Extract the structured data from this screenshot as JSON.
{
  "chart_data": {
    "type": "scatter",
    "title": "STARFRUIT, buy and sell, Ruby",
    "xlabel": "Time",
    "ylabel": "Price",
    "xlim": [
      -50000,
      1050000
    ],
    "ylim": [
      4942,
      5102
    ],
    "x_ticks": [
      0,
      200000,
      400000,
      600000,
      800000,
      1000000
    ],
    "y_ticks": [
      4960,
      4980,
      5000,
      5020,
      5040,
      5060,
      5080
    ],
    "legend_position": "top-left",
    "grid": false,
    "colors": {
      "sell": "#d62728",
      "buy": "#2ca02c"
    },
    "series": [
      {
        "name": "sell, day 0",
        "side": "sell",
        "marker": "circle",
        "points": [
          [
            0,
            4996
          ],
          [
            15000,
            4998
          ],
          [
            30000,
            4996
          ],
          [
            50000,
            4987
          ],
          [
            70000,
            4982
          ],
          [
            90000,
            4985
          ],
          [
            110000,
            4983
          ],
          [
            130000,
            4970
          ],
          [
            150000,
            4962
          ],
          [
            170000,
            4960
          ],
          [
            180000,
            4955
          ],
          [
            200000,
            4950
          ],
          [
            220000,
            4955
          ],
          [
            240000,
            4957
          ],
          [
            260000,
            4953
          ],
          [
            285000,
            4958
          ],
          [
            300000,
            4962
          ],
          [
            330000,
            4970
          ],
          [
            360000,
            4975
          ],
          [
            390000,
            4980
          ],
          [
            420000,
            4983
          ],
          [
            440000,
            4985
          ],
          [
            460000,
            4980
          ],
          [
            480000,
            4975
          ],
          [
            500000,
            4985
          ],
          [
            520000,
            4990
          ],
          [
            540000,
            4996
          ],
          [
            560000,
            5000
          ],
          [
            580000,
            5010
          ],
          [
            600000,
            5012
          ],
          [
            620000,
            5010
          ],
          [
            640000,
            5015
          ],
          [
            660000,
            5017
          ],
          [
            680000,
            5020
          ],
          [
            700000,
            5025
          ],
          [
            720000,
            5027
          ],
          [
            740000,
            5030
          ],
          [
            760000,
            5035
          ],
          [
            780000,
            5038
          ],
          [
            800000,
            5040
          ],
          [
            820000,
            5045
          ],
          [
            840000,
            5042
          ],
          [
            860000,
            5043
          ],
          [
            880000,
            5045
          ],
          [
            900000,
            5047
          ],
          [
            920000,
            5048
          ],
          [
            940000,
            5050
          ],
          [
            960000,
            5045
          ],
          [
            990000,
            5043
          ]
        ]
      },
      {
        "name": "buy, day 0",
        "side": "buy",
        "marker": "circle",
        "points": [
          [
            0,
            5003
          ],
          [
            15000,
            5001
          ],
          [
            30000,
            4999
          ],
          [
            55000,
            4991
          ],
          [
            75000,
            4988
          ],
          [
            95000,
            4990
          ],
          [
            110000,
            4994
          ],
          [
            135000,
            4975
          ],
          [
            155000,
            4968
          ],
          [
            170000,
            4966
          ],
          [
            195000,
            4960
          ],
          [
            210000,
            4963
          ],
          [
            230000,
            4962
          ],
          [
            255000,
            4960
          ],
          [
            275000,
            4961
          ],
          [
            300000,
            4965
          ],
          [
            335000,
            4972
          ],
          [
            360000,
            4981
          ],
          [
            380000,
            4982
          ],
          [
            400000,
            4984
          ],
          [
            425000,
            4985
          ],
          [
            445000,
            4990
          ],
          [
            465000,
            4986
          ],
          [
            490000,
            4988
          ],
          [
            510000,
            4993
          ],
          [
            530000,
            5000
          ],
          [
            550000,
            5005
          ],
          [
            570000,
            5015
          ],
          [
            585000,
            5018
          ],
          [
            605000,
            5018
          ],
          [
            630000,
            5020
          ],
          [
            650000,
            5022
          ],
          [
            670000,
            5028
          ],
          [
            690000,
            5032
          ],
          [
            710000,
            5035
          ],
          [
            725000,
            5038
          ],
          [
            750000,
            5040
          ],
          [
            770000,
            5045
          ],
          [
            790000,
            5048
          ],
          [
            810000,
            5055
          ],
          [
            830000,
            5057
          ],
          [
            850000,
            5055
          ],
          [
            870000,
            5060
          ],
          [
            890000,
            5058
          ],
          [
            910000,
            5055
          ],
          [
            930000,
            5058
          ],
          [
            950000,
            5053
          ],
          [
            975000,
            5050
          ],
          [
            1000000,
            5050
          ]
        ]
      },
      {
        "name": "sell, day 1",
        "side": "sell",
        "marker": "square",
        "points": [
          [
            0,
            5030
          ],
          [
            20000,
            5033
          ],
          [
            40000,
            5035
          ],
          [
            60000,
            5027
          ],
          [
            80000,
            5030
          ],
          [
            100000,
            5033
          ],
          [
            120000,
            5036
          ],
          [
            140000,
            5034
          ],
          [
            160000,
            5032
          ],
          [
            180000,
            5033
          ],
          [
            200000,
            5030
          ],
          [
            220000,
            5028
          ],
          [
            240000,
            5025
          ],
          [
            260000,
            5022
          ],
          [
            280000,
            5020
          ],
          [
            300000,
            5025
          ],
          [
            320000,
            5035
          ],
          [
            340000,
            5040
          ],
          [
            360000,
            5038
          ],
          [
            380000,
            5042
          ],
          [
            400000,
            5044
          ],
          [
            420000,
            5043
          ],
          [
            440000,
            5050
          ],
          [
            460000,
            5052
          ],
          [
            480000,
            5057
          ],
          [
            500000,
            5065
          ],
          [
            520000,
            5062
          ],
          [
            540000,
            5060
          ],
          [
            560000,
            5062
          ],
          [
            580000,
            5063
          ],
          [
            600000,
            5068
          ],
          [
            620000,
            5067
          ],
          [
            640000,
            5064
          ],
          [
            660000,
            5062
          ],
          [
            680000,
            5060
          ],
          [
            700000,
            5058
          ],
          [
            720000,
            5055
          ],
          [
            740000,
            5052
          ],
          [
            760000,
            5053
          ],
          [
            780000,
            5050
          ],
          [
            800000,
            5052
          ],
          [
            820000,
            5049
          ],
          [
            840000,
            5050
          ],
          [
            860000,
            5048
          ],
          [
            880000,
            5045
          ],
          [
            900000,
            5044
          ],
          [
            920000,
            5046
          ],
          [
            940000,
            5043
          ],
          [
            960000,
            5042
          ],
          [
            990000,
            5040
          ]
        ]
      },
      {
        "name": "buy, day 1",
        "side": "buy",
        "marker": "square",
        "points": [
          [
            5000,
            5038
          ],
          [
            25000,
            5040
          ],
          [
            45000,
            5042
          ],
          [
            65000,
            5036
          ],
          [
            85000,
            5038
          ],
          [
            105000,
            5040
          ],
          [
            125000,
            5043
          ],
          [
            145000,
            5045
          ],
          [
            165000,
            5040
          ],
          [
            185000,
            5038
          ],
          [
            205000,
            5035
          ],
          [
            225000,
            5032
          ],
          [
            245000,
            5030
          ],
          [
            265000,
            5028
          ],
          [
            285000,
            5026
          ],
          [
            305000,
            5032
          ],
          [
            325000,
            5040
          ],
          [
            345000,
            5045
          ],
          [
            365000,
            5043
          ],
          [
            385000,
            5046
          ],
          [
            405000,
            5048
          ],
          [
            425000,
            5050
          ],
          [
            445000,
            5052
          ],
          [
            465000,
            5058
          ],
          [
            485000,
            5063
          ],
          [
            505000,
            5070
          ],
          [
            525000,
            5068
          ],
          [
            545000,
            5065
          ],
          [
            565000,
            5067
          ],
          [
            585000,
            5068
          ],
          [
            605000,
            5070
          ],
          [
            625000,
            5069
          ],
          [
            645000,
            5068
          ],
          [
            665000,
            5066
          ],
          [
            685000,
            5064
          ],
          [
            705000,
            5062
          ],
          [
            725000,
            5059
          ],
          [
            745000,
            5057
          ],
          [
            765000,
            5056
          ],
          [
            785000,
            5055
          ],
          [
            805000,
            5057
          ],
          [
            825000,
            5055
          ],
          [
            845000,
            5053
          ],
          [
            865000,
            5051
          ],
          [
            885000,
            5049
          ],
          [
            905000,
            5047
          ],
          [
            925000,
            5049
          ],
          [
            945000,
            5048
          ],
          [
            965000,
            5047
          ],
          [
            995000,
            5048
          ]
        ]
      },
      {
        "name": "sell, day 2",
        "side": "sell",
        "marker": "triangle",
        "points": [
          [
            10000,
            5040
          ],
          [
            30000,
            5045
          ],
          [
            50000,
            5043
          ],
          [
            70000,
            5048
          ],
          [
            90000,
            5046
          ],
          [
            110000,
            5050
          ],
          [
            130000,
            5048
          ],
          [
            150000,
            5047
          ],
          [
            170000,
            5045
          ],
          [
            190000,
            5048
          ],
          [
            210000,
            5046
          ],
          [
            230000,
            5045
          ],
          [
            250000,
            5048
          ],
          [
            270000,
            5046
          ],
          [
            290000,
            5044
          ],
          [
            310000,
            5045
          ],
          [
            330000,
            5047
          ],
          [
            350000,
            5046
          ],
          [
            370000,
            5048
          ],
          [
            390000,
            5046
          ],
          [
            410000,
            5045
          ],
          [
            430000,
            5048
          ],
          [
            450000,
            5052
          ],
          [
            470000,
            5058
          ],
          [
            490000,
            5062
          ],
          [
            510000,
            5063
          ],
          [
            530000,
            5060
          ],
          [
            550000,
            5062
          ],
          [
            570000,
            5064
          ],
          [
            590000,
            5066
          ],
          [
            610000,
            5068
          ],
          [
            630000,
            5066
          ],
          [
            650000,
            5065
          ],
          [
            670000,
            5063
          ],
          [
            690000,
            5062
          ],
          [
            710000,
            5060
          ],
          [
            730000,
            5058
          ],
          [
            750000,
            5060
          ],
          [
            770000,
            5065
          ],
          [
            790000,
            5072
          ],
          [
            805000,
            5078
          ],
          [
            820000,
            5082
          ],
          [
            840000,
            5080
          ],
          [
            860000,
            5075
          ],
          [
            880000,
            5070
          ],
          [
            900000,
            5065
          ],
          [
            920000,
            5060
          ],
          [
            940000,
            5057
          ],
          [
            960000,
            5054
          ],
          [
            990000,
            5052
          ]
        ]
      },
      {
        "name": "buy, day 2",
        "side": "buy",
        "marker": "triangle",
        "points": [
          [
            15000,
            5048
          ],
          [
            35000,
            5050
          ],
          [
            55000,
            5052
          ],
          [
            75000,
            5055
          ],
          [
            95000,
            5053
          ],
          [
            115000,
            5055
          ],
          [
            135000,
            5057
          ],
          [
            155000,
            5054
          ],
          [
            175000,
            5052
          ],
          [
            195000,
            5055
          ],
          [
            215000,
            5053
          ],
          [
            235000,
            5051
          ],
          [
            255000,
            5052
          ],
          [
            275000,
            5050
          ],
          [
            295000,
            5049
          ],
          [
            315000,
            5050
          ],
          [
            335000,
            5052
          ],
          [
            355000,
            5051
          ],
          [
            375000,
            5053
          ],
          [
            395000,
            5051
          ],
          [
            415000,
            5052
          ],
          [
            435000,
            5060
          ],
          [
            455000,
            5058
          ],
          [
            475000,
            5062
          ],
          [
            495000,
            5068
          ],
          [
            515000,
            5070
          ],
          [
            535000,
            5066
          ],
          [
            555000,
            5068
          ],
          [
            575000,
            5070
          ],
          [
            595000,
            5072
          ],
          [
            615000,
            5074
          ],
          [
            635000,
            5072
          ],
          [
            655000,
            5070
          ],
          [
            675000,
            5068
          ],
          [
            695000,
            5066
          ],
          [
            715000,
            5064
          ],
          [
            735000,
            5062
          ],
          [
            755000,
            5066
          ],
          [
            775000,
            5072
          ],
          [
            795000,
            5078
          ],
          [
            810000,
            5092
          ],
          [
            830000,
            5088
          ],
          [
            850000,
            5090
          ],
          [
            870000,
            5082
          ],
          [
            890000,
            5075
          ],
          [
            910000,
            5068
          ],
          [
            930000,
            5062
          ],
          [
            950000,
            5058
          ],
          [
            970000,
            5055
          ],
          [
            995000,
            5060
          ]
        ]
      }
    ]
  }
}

▸ What you have to do: Pick out every line holding the string "name" and return it.

▸ Finished answer:
        "name": "sell, day 0",
        "name": "buy, day 0",
        "name": "sell, day 1",
        "name": "buy, day 1",
        "name": "sell, day 2",
        "name": "buy, day 2",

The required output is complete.